— START —

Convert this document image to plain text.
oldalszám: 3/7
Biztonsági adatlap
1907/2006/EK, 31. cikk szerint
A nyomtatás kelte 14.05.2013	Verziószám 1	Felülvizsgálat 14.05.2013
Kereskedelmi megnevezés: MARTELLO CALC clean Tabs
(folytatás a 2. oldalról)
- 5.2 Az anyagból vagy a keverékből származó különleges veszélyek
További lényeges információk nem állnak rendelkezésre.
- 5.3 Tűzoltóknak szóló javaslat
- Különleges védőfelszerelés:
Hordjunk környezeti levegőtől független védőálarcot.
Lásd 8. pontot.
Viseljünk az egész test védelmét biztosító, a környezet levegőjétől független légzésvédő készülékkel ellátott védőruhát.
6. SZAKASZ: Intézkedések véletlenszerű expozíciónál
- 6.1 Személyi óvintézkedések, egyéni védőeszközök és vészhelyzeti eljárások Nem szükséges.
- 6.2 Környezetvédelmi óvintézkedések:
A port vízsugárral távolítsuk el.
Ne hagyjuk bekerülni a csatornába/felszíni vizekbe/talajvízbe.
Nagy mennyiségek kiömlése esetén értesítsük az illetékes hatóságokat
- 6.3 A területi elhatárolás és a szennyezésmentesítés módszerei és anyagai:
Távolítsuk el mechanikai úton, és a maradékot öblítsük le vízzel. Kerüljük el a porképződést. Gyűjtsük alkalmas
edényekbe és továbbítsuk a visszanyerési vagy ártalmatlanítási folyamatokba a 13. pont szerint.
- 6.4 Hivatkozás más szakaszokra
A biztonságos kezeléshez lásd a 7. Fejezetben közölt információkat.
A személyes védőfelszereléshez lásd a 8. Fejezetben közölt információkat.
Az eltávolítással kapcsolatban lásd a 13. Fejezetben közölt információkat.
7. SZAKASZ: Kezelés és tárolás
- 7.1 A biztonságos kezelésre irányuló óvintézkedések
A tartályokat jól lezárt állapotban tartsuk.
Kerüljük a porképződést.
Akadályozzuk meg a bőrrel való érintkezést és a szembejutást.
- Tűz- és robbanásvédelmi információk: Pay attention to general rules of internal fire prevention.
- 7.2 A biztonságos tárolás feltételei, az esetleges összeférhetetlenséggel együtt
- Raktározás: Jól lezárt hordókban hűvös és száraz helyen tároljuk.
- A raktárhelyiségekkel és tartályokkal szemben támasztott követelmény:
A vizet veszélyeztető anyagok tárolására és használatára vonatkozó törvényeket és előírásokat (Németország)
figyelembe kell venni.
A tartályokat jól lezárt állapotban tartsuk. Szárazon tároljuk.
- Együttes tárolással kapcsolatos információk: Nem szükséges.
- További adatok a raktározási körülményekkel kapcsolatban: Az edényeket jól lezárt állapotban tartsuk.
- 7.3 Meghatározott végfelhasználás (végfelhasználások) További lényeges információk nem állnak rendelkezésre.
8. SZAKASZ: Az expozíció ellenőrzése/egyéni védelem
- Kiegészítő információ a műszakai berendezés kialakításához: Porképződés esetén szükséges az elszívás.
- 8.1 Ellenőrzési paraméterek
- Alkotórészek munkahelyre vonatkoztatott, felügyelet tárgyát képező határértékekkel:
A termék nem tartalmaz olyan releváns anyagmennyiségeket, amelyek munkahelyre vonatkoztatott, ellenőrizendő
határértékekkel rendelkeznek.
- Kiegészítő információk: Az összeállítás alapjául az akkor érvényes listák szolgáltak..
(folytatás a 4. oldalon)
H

— END —

Please copy out each record, character for character.

Convert this document image to plain text.
oldalszám: 3/7
Biztonsági adatlap
1907/2006/EK, 31. cikk szerint
A nyomtatás kelte 14.05.2013	Verziószám 1	Felülvizsgálat 14.05.2013
Kereskedelmi megnevezés: MARTELLO CALC clean Tabs
(folytatás a 2. oldalról)
- 5.2 Az anyagból vagy a keverékből származó különleges veszélyek
További lényeges információk nem állnak rendelkezésre.
- 5.3 Tűzoltóknak szóló javaslat
- Különleges védőfelszerelés:
Hordjunk környezeti levegőtől független védőálarcot.
Lásd 8. pontot.
Viseljünk az egész test védelmét biztosító, a környezet levegőjétől független légzésvédő készülékkel ellátott védőruhát.
6. SZAKASZ: Intézkedések véletlenszerű expozíciónál
- 6.1 Személyi óvintézkedések, egyéni védőeszközök és vészhelyzeti eljárások Nem szükséges.
- 6.2 Környezetvédelmi óvintézkedések:
A port vízsugárral távolítsuk el.
Ne hagyjuk bekerülni a csatornába/felszíni vizekbe/talajvízbe.
Nagy mennyiségek kiömlése esetén értesítsük az illetékes hatóságokat
- 6.3 A területi elhatárolás és a szennyezésmentesítés módszerei és anyagai:
Távolítsuk el mechanikai úton, és a maradékot öblítsük le vízzel. Kerüljük el a porképződést. Gyűjtsük alkalmas
edényekbe és továbbítsuk a visszanyerési vagy ártalmatlanítási folyamatokba a 13. pont szerint.
- 6.4 Hivatkozás más szakaszokra
A biztonságos kezeléshez lásd a 7. Fejezetben közölt információkat.
A személyes védőfelszereléshez lásd a 8. Fejezetben közölt információkat.
Az eltávolítással kapcsolatban lásd a 13. Fejezetben közölt információkat.
7. SZAKASZ: Kezelés és tárolás
- 7.1 A biztonságos kezelésre irányuló óvintézkedések
A tartályokat jól lezárt állapotban tartsuk.
Kerüljük a porképződést.
Akadályozzuk meg a bőrrel való érintkezést és a szembejutást.
- Tűz- és robbanásvédelmi információk: Pay attention to general rules of internal fire prevention.
- 7.2 A biztonságos tárolás feltételei, az esetleges összeférhetetlenséggel együtt
- Raktározás: Jól lezárt hordókban hűvös és száraz helyen tároljuk.
- A raktárhelyiségekkel és tartályokkal szemben támasztott követelmény:
A vizet veszélyeztető anyagok tárolására és használatára vonatkozó törvényeket és előírásokat (Németország)
figyelembe kell venni.
A tartályokat jól lezárt állapotban tartsuk. Szárazon tároljuk.
- Együttes tárolással kapcsolatos információk: Nem szükséges.
- További adatok a raktározási körülményekkel kapcsolatban: Az edényeket jól lezárt állapotban tartsuk.
- 7.3 Meghatározott végfelhasználás (végfelhasználások) További lényeges információk nem állnak rendelkezésre.
8. SZAKASZ: Az expozíció ellenőrzése/egyéni védelem
- Kiegészítő információ a műszakai berendezés kialakításához: Porképződés esetén szükséges az elszívás.
- 8.1 Ellenőrzési paraméterek
- Alkotórészek munkahelyre vonatkoztatott, felügyelet tárgyát képező határértékekkel:
A termék nem tartalmaz olyan releváns anyagmennyiségeket, amelyek munkahelyre vonatkoztatott, ellenőrizendő
határértékekkel rendelkeznek.
- Kiegészítő információk: Az összeállítás alapjául az akkor érvényes listák szolgáltak..
(folytatás a 4. oldalon)
H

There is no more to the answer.